> _WHAT YOU ARE ASKED TO DO_:
Read the records and write them out again exactly.

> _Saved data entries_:
┌──

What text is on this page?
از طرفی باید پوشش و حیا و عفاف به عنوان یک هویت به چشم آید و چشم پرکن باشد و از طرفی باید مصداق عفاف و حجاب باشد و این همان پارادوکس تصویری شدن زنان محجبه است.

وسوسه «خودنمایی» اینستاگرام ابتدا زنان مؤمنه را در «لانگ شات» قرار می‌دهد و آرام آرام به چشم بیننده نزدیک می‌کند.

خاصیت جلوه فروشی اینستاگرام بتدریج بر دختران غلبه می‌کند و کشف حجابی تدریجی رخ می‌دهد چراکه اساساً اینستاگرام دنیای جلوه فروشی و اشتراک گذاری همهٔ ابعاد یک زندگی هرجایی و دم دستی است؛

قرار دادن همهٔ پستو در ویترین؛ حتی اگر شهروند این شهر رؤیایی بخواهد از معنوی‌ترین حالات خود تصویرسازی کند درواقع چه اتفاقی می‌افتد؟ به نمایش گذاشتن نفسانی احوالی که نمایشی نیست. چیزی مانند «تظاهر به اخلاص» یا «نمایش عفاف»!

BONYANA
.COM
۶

└──

> _WRITTEN SOLUTION_:
What text is on this page?
از طرفی باید پوشش و حیا و عفاف به عنوان یک هویت به چشم آید و چشم پرکن باشد و از طرفی باید مصداق عفاف و حجاب باشد و این همان پارادوکس تصویری شدن زنان محجبه است.

وسوسه «خودنمایی» اینستاگرام ابتدا زنان مؤمنه را در «لانگ شات» قرار می‌دهد و آرام آرام به چشم بیننده نزدیک می‌کند.

خاصیت جلوه فروشی اینستاگرام بتدریج بر دختران غلبه می‌کند و کشف حجابی تدریجی رخ می‌دهد چراکه اساساً اینستاگرام دنیای جلوه فروشی و اشتراک گذاری همهٔ ابعاد یک زندگی هرجایی و دم دستی است؛

قرار دادن همهٔ پستو در ویترین؛ حتی اگر شهروند این شهر رؤیایی بخواهد از معنوی‌ترین حالات خود تصویرسازی کند درواقع چه اتفاقی می‌افتد؟ به نمایش گذاشتن نفسانی احوالی که نمایشی نیست. چیزی مانند «تظاهر به اخلاص» یا «نمایش عفاف»!

BONYANA
.COM
۶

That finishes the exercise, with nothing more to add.